> **Data to use**:
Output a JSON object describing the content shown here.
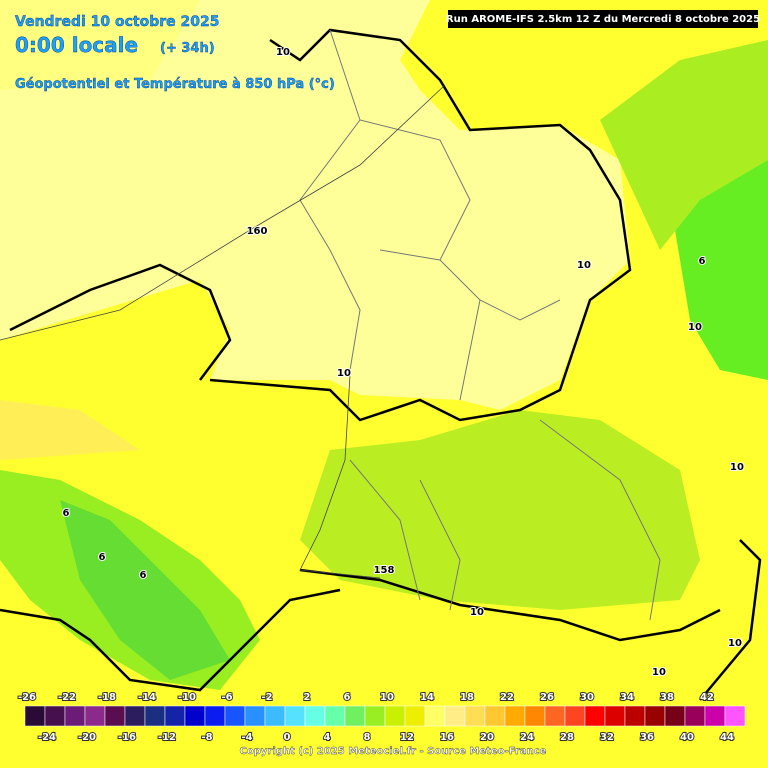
{
  "header": {
    "date": "Vendredi 10 octobre 2025",
    "time": "0:00 locale",
    "offset": "(+ 34h)",
    "title": "Géopotentiel et Température à 850 hPa (°c)",
    "run": "Run AROME-IFS 2.5km 12 Z du Mercredi 8 octobre 2025"
  },
  "map_labels": [
    "10",
    "160",
    "10",
    "10",
    "6",
    "10",
    "10",
    "6",
    "6",
    "6",
    "158",
    "10",
    "10",
    "10"
  ],
  "legend": {
    "ticks": [
      -26,
      -24,
      -22,
      -20,
      -18,
      -16,
      -14,
      -12,
      -10,
      -8,
      -6,
      -4,
      -2,
      0,
      2,
      4,
      6,
      8,
      10,
      12,
      14,
      16,
      18,
      20,
      22,
      24,
      26,
      28,
      30,
      32,
      34,
      36,
      38,
      40,
      42,
      44
    ],
    "colors": [
      "#2a0a36",
      "#46104f",
      "#6a1c77",
      "#8c2a8c",
      "#5a0e50",
      "#2c1d5e",
      "#1b2f80",
      "#1424a8",
      "#0000cc",
      "#0a1cf0",
      "#1655ff",
      "#2890ff",
      "#3cbcff",
      "#55e2ff",
      "#66ffe6",
      "#66ffaa",
      "#70f060",
      "#99ee22",
      "#c8f000",
      "#eeee00",
      "#ffff66",
      "#ffee88",
      "#ffdd55",
      "#ffc833",
      "#ffaa00",
      "#ff8800",
      "#ff6622",
      "#ff4422",
      "#ff0000",
      "#dd0000",
      "#bb0000",
      "#990000",
      "#770018",
      "#99005a",
      "#cc00aa",
      "#ff55ff"
    ]
  },
  "copyright": "Copyright (c) 2025 Meteociel.fr - Source Meteo-France"
}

> **Given problem**: Exclude the images and reproduce the remaining data exactly.

> **Written answer**:
Output a JSON object describing the content shown here.
{
  "header": {
    "date": "Vendredi 10 octobre 2025",
    "time": "0:00 locale",
    "offset": "(+ 34h)",
    "title": "Géopotentiel et Température à 850 hPa (°c)",
    "run": "Run AROME-IFS 2.5km 12 Z du Mercredi 8 octobre 2025"
  },
  "map_labels": [
    "10",
    "160",
    "10",
    "10",
    "6",
    "10",
    "10",
    "6",
    "6",
    "6",
    "158",
    "10",
    "10",
    "10"
  ],
  "legend": {
    "ticks": [
      -26,
      -24,
      -22,
      -20,
      -18,
      -16,
      -14,
      -12,
      -10,
      -8,
      -6,
      -4,
      -2,
      0,
      2,
      4,
      6,
      8,
      10,
      12,
      14,
      16,
      18,
      20,
      22,
      24,
      26,
      28,
      30,
      32,
      34,
      36,
      38,
      40,
      42,
      44
    ],
    "colors": [
      "#2a0a36",
      "#46104f",
      "#6a1c77",
      "#8c2a8c",
      "#5a0e50",
      "#2c1d5e",
      "#1b2f80",
      "#1424a8",
      "#0000cc",
      "#0a1cf0",
      "#1655ff",
      "#2890ff",
      "#3cbcff",
      "#55e2ff",
      "#66ffe6",
      "#66ffaa",
      "#70f060",
      "#99ee22",
      "#c8f000",
      "#eeee00",
      "#ffff66",
      "#ffee88",
      "#ffdd55",
      "#ffc833",
      "#ffaa00",
      "#ff8800",
      "#ff6622",
      "#ff4422",
      "#ff0000",
      "#dd0000",
      "#bb0000",
      "#990000",
      "#770018",
      "#99005a",
      "#cc00aa",
      "#ff55ff"
    ]
  },
  "copyright": "Copyright (c) 2025 Meteociel.fr - Source Meteo-France"
}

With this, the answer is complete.